---------- Supplied information
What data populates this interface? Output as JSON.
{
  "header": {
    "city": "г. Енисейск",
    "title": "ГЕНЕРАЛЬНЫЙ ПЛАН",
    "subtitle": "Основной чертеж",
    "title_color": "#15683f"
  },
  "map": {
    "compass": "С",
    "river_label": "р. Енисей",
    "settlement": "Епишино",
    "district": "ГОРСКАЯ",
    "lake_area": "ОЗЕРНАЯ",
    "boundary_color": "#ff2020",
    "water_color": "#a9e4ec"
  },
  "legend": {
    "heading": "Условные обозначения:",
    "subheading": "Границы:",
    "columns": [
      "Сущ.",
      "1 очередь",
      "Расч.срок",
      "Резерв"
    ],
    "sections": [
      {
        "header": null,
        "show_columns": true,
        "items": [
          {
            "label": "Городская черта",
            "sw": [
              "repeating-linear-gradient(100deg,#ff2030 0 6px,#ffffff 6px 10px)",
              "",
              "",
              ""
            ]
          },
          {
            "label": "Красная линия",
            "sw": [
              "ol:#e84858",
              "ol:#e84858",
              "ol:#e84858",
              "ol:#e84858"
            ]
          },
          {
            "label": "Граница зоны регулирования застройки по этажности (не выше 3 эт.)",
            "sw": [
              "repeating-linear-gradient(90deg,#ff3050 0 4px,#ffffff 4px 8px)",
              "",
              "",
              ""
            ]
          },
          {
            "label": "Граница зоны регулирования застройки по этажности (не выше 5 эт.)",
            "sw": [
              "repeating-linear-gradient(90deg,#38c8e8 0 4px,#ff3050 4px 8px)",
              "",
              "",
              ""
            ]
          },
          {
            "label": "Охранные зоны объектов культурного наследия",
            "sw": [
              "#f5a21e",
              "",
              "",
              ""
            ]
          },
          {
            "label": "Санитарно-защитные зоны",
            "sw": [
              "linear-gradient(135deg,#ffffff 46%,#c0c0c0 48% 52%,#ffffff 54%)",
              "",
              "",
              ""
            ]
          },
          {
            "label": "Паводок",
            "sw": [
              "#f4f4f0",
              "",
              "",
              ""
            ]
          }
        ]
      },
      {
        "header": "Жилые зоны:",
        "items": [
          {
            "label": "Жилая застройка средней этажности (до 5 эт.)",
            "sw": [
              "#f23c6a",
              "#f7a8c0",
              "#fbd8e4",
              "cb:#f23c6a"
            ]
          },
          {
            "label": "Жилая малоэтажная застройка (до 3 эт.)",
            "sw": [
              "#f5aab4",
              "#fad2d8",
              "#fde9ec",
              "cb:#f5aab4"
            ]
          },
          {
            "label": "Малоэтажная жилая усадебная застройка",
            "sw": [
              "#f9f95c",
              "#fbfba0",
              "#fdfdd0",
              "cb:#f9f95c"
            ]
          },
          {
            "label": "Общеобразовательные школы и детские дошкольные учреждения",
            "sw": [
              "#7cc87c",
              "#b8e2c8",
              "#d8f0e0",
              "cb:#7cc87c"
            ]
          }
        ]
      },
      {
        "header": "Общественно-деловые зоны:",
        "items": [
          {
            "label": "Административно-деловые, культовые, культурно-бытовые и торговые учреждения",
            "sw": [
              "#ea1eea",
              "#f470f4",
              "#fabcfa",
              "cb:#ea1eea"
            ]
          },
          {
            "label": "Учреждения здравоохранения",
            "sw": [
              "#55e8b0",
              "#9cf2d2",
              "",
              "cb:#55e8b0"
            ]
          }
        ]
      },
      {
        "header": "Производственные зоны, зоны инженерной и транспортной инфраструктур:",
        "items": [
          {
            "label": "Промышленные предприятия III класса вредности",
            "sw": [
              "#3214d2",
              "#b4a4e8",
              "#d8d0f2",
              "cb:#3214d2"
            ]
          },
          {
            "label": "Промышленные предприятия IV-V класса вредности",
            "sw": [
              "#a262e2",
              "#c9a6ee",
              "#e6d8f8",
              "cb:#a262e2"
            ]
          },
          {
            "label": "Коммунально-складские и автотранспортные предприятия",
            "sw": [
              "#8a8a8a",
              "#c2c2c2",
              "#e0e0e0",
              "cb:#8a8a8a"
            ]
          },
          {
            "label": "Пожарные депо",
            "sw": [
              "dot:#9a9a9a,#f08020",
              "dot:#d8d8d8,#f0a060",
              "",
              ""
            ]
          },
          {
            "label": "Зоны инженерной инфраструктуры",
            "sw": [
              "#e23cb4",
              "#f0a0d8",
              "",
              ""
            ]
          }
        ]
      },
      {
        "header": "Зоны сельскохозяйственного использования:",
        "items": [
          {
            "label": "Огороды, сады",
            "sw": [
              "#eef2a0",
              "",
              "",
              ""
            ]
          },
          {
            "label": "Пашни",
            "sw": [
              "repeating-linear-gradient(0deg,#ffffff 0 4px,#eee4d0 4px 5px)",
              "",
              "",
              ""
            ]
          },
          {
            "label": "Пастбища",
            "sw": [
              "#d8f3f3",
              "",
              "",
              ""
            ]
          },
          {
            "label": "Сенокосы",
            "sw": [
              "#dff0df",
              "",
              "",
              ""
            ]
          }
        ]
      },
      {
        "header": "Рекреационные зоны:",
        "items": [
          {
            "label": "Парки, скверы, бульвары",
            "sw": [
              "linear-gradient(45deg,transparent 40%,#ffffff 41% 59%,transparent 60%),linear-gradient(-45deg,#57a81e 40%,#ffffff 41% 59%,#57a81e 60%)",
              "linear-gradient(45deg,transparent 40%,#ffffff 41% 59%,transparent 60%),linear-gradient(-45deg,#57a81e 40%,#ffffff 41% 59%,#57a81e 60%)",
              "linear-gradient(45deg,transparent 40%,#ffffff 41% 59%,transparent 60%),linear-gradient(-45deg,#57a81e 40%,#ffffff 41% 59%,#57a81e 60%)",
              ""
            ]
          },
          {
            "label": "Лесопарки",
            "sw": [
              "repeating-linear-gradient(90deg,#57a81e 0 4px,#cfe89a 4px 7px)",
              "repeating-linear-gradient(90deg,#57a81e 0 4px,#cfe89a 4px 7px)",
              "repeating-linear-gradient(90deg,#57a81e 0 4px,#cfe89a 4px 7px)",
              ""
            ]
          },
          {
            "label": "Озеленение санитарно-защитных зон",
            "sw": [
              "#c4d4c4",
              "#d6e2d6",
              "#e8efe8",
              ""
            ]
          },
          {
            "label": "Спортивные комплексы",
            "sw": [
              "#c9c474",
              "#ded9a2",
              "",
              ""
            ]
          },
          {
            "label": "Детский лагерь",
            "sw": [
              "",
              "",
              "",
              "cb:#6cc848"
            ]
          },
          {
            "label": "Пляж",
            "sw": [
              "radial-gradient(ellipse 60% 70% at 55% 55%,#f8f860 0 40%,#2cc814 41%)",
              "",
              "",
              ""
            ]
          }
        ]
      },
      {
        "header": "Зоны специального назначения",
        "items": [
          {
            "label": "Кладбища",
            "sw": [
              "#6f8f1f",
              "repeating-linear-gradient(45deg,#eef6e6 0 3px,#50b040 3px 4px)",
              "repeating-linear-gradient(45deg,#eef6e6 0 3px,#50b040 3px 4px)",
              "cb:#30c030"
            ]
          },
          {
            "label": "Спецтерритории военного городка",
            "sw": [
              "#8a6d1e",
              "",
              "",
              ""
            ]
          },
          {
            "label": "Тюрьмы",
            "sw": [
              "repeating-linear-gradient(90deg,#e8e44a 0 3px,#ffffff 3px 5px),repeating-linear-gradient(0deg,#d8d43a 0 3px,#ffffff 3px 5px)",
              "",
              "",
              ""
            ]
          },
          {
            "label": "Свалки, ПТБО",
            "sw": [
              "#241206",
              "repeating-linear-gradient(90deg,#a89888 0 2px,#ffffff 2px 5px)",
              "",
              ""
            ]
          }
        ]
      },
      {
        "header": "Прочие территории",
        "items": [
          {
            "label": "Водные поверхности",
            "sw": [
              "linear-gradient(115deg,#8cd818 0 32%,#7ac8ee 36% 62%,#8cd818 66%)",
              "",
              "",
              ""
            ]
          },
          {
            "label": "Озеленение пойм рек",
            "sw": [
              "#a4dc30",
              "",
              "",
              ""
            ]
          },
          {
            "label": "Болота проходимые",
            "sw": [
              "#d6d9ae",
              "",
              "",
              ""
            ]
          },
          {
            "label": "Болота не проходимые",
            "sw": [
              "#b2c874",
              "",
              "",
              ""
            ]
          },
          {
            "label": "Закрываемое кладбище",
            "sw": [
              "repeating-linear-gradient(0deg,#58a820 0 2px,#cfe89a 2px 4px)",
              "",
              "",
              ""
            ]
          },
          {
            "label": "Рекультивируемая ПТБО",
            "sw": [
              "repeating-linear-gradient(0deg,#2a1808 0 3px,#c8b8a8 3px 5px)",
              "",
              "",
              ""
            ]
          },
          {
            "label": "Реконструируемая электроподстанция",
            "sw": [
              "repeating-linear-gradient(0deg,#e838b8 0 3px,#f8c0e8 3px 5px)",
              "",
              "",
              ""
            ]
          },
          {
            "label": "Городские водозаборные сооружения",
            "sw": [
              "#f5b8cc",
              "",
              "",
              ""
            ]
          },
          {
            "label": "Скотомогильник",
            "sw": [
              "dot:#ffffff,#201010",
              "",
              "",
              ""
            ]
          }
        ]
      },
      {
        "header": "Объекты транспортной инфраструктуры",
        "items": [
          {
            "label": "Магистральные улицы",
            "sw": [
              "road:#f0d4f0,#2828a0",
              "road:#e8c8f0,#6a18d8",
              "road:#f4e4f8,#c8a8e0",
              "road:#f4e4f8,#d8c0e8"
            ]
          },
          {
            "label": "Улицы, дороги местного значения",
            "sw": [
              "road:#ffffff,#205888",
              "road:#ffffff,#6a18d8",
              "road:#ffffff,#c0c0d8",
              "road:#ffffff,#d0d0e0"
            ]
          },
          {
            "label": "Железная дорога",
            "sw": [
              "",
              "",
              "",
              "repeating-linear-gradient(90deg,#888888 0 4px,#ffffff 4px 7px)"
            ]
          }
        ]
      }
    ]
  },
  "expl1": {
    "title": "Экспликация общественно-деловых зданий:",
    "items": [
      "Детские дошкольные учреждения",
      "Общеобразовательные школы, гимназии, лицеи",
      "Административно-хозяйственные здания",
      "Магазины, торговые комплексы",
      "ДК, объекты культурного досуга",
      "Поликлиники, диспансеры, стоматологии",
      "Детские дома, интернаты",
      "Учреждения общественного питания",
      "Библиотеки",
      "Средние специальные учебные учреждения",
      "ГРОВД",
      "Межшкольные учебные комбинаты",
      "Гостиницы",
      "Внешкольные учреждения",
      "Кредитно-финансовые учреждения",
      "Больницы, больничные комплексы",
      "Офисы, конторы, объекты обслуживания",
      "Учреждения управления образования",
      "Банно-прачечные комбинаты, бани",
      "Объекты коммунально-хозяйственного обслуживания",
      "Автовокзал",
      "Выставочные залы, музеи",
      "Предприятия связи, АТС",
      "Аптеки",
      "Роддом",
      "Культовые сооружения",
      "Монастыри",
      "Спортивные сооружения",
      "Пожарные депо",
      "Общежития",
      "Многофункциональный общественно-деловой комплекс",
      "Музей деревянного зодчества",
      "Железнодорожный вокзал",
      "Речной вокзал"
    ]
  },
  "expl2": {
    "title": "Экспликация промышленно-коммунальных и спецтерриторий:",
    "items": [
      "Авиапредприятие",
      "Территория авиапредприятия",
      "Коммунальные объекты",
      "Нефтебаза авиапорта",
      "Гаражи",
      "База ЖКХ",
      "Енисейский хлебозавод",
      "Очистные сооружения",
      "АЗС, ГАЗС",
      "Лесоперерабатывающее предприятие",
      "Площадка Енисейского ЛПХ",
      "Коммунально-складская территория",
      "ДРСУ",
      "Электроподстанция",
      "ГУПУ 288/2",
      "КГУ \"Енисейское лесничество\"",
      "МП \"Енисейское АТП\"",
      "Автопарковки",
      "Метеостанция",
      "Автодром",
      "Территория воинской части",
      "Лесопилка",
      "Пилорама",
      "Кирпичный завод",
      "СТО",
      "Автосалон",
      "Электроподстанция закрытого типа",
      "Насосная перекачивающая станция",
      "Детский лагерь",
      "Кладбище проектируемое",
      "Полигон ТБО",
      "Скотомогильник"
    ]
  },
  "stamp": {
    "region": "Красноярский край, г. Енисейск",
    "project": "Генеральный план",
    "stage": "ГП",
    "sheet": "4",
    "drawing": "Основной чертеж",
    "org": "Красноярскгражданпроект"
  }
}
--------------------
Work to do: Among these entries, how many lines include the string "торговые"? Reply with the number by itself.

Written response: 2